Which lines have the string "Внедрение"? Copy all of them from the entries below.
>> START Listed records
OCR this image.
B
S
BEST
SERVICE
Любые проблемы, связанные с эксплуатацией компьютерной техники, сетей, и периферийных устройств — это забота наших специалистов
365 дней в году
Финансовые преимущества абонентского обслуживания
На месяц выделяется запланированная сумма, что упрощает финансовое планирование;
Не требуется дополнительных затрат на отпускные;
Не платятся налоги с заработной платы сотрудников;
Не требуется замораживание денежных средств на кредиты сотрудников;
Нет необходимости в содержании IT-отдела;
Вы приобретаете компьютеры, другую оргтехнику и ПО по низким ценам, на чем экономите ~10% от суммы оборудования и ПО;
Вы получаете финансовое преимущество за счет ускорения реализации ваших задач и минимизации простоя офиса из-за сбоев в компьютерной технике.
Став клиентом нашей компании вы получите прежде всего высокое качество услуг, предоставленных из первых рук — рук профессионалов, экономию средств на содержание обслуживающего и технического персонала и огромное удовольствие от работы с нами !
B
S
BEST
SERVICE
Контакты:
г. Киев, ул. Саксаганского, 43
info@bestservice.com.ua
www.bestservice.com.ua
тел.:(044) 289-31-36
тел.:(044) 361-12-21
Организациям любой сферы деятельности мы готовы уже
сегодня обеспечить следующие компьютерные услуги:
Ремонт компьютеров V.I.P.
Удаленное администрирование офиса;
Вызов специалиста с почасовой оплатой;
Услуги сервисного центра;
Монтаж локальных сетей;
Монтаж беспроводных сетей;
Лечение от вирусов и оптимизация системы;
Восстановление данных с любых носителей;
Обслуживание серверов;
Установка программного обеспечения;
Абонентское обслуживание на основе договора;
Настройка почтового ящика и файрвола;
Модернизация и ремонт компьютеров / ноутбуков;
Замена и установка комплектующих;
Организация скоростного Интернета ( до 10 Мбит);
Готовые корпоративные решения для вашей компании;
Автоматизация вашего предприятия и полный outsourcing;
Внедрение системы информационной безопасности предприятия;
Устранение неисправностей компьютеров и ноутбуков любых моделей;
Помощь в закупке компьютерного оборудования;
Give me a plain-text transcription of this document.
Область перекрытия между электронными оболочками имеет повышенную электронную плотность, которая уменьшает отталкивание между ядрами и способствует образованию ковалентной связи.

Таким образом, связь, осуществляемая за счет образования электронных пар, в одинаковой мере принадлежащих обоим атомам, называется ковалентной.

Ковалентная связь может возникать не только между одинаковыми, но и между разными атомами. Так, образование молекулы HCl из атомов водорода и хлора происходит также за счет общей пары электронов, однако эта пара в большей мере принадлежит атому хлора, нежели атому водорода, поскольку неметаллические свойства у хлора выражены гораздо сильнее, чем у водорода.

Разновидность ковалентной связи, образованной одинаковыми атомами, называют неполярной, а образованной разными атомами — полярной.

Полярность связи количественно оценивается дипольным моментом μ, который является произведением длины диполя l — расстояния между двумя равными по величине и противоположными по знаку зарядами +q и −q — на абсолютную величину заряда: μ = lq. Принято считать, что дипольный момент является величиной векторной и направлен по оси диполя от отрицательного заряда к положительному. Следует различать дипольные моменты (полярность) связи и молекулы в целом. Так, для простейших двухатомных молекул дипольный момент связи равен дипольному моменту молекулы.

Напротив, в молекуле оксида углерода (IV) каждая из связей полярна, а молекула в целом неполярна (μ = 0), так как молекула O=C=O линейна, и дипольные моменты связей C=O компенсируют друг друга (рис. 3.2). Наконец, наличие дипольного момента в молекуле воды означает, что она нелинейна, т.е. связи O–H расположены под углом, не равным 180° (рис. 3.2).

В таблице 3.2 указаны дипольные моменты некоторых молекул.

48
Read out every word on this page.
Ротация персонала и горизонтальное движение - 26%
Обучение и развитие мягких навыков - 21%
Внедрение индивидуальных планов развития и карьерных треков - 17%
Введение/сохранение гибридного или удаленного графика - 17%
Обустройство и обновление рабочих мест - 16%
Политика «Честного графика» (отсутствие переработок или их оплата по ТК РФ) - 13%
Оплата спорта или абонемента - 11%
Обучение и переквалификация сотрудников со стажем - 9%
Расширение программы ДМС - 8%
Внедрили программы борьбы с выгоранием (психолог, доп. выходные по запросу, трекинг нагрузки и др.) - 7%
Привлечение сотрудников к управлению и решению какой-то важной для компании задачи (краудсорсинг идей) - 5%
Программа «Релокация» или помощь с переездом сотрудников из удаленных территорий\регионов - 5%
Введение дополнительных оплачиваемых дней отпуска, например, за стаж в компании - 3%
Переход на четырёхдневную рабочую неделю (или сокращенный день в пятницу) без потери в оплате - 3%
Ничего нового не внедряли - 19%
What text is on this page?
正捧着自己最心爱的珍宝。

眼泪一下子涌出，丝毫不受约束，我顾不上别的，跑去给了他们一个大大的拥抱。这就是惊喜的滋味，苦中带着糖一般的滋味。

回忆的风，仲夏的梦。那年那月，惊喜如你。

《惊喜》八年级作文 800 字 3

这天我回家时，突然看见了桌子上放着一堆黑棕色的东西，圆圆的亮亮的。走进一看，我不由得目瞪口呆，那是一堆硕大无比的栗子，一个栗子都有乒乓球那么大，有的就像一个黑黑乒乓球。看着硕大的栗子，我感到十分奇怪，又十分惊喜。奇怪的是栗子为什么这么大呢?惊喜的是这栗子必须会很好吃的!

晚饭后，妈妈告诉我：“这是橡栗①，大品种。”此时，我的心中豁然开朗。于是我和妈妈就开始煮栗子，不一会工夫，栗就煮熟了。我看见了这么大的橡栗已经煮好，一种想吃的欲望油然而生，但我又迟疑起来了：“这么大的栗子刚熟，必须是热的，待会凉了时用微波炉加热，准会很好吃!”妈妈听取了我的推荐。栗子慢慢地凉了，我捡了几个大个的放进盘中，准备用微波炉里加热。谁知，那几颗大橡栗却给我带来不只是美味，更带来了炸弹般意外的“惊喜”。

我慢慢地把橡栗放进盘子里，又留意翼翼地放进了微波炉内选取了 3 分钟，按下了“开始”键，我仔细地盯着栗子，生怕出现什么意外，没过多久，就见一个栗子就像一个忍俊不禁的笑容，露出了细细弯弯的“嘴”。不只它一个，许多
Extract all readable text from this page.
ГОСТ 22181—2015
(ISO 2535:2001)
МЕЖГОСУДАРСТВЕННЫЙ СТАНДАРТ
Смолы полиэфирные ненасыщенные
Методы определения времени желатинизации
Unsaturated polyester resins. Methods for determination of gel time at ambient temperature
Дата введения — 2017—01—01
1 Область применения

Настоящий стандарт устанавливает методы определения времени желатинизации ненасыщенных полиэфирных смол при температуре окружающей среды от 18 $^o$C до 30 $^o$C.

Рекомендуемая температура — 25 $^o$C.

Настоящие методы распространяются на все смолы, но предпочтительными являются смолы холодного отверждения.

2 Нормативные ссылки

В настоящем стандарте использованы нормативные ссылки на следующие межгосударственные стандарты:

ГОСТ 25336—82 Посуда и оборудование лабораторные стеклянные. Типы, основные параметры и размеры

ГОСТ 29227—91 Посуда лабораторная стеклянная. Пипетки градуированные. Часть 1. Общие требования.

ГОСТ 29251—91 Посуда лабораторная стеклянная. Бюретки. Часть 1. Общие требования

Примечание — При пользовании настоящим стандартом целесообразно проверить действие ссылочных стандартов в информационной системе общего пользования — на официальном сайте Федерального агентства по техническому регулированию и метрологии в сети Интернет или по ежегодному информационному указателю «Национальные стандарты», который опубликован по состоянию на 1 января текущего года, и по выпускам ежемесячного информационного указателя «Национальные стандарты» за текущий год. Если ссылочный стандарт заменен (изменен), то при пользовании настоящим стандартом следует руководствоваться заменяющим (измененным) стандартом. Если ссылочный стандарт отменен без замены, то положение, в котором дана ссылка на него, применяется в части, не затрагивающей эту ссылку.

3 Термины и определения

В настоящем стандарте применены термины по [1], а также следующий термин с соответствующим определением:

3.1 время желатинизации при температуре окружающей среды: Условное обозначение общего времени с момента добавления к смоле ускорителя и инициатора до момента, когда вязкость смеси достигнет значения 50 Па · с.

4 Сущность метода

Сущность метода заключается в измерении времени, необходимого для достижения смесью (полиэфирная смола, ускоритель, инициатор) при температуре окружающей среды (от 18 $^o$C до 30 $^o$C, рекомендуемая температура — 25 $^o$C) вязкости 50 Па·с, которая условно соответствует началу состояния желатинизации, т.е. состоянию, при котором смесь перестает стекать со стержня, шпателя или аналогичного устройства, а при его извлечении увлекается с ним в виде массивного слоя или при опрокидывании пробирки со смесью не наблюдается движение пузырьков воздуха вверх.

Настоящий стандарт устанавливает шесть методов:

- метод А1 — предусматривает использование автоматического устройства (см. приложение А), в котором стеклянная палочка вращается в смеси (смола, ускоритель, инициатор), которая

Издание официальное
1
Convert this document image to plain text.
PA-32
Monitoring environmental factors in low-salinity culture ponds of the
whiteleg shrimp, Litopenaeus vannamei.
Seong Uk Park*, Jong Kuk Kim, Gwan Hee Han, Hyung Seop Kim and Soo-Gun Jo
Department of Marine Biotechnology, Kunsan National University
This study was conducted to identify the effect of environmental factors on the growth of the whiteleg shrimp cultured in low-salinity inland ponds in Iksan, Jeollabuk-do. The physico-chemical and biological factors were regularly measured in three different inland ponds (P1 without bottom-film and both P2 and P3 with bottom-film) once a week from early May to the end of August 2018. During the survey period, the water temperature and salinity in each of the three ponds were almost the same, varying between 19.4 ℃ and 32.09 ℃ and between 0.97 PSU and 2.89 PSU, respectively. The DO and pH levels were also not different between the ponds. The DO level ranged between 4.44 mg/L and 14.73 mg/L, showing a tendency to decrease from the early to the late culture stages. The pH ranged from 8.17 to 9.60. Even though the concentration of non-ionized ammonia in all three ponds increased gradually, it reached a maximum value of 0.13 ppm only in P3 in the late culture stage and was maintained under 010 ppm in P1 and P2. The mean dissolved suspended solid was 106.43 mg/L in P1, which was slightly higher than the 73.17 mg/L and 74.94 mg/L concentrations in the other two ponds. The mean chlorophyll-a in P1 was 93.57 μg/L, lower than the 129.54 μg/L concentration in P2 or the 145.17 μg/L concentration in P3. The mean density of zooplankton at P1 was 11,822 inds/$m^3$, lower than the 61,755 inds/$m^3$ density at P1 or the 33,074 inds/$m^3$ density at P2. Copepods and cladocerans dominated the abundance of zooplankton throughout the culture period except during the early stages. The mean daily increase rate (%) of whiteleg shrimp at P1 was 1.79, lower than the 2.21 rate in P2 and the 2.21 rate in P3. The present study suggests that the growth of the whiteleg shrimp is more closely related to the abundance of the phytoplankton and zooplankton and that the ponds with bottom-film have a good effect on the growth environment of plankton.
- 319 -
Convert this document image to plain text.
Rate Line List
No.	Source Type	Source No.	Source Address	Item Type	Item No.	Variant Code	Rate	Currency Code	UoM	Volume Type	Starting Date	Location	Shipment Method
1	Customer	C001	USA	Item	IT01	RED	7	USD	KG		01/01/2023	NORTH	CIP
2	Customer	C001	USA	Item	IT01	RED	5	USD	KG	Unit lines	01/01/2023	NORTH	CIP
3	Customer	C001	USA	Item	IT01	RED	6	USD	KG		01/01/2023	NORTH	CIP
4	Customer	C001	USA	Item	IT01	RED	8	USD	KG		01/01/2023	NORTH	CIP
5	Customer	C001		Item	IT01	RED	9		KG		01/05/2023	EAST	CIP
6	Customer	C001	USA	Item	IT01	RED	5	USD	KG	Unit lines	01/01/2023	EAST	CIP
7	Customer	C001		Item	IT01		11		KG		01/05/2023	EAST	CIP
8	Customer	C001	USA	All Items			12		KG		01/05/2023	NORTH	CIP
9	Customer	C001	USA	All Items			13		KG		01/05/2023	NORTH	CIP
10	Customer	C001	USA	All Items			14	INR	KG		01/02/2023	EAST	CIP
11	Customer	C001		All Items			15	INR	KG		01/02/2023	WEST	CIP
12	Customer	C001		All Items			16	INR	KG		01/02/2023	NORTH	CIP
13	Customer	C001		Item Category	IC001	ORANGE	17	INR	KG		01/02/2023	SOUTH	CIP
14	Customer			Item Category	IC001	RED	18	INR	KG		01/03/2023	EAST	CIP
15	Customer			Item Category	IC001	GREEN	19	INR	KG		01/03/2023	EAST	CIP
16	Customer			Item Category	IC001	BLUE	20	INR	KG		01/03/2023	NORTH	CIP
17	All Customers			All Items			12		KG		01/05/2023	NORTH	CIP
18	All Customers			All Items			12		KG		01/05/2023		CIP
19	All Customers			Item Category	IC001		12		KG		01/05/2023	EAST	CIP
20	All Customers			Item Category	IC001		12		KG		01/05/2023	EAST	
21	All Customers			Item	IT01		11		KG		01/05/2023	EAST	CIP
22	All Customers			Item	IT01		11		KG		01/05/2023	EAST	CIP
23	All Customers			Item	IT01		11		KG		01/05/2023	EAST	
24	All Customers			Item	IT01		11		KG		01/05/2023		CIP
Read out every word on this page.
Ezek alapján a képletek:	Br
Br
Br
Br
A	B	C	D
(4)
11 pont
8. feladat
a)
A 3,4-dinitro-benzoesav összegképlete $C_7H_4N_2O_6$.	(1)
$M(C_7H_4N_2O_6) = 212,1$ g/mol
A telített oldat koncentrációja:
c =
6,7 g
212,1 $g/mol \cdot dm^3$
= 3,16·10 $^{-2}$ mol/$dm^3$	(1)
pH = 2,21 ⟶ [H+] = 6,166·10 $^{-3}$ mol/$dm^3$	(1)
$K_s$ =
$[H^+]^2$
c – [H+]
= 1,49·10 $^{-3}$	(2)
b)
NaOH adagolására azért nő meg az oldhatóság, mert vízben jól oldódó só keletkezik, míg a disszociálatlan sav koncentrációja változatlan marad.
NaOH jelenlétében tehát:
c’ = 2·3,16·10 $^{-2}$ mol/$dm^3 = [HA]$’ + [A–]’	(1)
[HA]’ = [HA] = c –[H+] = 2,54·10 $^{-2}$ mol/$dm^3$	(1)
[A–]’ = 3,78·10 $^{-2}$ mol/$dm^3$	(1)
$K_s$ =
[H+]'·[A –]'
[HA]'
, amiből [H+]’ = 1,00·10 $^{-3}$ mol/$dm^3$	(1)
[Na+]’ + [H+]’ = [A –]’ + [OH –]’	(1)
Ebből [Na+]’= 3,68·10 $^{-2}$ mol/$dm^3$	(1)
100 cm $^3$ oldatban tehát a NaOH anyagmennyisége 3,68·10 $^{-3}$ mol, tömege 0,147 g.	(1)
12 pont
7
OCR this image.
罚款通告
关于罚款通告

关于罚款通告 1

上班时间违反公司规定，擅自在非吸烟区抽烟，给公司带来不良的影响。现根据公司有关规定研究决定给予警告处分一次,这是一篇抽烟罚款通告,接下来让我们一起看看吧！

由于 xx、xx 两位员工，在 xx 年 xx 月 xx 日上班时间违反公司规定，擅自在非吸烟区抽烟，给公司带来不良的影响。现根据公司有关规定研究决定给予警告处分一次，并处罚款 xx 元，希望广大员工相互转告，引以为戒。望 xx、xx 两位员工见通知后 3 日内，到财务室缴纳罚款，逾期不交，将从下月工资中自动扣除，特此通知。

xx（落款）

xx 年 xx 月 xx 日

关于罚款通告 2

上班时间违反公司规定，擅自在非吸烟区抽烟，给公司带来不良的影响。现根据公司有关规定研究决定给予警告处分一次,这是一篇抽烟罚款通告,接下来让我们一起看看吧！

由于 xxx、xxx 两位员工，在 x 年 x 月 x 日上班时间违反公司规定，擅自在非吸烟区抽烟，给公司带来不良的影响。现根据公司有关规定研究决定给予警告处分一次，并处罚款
>> END Listed records
Full answer
Внедрение системы информационной безопасности предприятия;
Внедрение индивидуальных планов развития и карьерных треков - 17%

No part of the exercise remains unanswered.